**Work instructions**
Go through the entries below and pick out every line with "available".

Recorded data
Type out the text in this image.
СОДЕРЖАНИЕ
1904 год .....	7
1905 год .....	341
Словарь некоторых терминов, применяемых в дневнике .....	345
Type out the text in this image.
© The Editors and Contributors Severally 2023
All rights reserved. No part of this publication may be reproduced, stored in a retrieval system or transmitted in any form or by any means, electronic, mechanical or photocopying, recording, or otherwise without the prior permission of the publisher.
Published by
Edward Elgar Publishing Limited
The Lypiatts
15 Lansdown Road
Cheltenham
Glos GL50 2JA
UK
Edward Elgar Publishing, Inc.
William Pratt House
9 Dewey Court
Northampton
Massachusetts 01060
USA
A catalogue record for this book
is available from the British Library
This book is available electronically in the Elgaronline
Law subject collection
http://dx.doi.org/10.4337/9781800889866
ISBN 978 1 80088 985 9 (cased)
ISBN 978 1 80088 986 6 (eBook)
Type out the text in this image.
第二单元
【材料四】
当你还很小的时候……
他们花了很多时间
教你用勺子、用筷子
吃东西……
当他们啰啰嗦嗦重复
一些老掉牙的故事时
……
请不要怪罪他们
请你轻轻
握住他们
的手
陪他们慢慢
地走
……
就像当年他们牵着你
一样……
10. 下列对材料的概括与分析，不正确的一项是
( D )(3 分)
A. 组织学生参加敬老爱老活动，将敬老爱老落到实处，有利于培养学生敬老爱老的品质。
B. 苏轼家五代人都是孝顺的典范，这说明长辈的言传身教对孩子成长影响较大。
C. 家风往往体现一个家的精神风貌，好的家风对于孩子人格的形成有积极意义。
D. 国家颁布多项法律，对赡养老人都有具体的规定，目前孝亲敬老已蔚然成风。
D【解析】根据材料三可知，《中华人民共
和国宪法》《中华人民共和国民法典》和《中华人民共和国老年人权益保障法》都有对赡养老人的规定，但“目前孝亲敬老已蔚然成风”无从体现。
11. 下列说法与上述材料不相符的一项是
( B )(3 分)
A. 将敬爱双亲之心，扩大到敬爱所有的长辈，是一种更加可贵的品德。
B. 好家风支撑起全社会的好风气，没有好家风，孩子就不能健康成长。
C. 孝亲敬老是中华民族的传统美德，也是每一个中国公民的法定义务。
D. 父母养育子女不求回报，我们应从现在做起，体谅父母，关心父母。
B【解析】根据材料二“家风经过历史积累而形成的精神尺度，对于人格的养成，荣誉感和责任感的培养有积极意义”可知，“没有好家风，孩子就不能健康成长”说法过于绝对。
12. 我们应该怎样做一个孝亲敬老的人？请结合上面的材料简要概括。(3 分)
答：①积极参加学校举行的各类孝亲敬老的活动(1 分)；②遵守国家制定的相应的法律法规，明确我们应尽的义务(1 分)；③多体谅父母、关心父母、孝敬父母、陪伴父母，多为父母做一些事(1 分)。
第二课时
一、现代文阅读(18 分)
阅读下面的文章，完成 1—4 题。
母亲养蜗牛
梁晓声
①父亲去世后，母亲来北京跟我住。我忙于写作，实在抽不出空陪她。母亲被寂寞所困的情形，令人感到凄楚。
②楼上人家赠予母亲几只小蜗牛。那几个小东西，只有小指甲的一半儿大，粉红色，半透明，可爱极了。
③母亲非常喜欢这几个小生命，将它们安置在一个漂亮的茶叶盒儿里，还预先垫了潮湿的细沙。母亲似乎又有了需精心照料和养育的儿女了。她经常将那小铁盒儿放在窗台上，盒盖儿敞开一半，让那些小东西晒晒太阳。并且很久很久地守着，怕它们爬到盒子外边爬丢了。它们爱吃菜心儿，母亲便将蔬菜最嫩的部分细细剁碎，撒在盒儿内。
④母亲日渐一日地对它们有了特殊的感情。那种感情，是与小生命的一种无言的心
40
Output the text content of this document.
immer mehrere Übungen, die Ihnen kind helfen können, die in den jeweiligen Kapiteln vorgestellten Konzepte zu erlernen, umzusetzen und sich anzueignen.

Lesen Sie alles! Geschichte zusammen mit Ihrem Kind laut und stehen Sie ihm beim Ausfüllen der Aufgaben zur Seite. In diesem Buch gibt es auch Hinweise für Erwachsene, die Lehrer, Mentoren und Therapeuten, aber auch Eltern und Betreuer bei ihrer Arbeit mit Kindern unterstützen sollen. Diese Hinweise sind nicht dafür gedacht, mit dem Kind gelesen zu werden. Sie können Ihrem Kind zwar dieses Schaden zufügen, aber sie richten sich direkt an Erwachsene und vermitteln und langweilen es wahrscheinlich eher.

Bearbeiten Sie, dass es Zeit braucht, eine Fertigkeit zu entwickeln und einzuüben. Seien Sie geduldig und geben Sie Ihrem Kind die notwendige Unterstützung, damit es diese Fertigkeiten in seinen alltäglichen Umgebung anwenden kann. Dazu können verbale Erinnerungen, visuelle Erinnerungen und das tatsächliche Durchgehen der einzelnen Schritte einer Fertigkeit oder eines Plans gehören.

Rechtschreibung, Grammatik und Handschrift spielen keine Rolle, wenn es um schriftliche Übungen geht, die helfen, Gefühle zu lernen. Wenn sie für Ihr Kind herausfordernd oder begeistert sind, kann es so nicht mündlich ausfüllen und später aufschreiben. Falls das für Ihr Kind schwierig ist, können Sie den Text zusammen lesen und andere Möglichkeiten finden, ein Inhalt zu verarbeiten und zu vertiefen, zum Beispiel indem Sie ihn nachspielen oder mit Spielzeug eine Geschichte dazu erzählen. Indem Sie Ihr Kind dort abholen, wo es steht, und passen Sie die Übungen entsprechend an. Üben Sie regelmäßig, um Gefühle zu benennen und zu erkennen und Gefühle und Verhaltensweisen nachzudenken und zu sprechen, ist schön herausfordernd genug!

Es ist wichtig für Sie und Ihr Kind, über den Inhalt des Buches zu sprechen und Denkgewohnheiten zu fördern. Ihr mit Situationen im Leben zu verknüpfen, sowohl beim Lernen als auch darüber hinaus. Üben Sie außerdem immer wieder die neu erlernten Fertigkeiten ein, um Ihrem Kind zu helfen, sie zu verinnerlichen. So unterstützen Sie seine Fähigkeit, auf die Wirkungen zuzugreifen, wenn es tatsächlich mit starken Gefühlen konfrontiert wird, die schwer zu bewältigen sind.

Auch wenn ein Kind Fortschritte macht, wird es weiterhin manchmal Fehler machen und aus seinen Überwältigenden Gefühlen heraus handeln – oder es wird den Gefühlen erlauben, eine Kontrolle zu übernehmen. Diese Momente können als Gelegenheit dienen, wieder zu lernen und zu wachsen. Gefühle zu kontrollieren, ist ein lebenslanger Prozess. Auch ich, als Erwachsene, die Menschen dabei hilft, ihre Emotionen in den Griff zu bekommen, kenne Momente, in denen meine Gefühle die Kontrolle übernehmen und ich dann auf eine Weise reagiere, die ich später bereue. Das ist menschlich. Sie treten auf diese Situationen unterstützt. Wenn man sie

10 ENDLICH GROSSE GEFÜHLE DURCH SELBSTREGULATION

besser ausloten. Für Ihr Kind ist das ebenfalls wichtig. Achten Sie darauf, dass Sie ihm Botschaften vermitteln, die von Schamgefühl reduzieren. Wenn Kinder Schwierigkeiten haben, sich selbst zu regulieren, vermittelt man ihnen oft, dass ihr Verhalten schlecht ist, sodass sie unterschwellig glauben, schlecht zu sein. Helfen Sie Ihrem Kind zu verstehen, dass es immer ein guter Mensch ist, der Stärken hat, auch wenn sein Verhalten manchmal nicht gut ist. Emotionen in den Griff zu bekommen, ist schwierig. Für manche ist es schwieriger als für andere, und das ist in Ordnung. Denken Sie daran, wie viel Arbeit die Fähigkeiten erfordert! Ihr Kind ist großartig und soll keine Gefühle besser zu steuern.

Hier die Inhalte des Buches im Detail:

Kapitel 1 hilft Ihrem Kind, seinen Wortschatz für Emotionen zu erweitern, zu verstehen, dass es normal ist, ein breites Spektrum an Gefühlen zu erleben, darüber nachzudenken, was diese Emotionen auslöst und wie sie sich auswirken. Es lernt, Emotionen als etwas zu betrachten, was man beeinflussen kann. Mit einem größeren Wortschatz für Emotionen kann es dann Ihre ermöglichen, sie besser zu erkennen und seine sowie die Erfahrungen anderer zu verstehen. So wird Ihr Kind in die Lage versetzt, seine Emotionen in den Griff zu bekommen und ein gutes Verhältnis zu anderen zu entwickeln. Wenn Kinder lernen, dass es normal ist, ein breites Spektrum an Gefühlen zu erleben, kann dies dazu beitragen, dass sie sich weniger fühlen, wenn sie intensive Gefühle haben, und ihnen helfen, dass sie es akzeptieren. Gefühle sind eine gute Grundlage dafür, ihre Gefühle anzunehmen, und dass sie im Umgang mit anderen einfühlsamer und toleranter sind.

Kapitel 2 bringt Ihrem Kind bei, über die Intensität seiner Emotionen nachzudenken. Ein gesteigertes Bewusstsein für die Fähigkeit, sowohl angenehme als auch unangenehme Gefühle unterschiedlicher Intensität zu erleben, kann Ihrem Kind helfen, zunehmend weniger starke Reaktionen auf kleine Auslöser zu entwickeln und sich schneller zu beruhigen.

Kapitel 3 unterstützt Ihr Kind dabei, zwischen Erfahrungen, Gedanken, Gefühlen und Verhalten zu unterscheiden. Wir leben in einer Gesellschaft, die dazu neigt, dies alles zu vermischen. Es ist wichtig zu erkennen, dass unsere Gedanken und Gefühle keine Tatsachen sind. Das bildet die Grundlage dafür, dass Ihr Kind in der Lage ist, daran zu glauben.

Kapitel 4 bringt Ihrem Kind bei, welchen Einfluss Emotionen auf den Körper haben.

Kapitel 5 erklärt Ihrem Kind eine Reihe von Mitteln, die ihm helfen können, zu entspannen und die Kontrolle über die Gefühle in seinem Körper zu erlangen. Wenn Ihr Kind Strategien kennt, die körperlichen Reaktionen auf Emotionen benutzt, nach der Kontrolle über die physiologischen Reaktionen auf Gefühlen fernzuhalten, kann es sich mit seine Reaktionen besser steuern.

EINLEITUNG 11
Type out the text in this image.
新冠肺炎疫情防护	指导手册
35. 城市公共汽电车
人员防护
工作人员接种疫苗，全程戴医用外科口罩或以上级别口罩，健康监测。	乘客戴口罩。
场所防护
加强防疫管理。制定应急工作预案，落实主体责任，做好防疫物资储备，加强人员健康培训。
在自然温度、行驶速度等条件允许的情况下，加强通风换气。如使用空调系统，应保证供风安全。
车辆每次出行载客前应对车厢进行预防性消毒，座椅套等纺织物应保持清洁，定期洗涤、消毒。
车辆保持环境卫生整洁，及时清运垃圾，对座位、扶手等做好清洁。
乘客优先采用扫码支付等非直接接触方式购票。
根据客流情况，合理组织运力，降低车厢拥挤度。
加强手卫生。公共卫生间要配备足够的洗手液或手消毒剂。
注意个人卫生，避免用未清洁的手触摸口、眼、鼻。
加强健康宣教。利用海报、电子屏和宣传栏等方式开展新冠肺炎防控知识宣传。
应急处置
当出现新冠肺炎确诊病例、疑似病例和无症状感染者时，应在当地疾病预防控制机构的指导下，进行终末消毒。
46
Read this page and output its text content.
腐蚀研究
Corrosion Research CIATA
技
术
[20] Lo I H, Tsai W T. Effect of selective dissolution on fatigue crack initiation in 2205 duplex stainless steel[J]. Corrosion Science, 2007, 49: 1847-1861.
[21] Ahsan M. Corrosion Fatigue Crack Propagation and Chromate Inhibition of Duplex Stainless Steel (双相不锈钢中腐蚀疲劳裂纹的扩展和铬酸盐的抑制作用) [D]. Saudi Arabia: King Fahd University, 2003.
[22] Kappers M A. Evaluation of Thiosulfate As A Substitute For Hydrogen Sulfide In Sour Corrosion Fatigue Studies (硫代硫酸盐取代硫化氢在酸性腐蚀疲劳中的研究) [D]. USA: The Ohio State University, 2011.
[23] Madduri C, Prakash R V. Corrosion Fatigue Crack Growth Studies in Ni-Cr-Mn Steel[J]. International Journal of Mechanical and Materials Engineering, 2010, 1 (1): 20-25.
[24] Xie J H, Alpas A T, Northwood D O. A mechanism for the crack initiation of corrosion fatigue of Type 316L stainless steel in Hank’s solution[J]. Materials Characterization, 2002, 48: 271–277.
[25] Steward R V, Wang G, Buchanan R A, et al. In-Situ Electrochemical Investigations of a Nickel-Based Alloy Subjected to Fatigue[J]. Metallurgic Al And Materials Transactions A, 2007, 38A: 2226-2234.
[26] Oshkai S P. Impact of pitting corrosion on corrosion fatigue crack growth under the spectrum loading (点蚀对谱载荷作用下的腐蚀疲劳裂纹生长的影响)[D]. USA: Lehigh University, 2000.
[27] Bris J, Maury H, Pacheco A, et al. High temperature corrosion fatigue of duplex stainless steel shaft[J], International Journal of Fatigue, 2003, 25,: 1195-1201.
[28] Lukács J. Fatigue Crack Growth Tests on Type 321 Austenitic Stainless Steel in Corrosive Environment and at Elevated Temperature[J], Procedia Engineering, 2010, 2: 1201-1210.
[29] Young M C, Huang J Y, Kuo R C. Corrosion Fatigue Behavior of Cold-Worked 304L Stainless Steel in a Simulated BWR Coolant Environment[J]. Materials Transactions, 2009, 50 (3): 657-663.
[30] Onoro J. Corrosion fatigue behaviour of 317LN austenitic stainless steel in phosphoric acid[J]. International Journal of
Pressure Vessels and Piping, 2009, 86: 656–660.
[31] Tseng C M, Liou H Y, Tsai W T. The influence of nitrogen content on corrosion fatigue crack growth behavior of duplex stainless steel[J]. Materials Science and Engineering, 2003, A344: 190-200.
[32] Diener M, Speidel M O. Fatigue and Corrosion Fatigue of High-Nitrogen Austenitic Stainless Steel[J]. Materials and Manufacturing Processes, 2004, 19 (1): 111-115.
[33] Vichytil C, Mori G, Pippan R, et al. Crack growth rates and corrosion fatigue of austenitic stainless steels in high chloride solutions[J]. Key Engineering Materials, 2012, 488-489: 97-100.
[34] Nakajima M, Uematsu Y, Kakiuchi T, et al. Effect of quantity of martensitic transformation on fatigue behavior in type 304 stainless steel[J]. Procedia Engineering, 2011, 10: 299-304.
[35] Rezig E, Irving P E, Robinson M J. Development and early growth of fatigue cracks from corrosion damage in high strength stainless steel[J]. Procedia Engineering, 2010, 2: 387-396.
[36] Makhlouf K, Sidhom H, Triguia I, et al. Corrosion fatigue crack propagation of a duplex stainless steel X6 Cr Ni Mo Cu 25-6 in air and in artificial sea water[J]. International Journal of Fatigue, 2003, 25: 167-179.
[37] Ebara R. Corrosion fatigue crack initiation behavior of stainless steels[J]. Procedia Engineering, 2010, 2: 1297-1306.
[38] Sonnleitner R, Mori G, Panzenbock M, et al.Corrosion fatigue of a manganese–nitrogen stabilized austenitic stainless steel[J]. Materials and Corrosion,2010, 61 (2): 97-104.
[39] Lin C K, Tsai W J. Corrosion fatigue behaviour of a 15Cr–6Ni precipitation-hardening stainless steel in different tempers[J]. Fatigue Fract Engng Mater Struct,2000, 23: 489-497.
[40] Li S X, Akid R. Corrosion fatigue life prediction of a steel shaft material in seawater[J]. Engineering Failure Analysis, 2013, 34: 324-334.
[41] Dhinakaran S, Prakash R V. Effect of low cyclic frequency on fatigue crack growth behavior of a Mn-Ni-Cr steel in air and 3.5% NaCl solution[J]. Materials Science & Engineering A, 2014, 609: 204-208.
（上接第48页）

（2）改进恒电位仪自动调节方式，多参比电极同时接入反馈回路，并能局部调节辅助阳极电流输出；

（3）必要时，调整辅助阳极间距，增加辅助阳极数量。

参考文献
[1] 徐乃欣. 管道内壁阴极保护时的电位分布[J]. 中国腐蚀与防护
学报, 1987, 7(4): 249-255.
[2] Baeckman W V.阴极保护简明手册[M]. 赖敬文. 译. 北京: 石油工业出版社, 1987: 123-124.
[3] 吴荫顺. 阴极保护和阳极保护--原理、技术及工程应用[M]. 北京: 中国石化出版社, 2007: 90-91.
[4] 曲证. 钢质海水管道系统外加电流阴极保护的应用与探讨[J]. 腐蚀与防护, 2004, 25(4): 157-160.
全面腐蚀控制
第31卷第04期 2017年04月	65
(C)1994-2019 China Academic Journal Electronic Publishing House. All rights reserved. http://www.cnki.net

**Written solution**
is available from the British Library
This book is available electronically in the Elgaronline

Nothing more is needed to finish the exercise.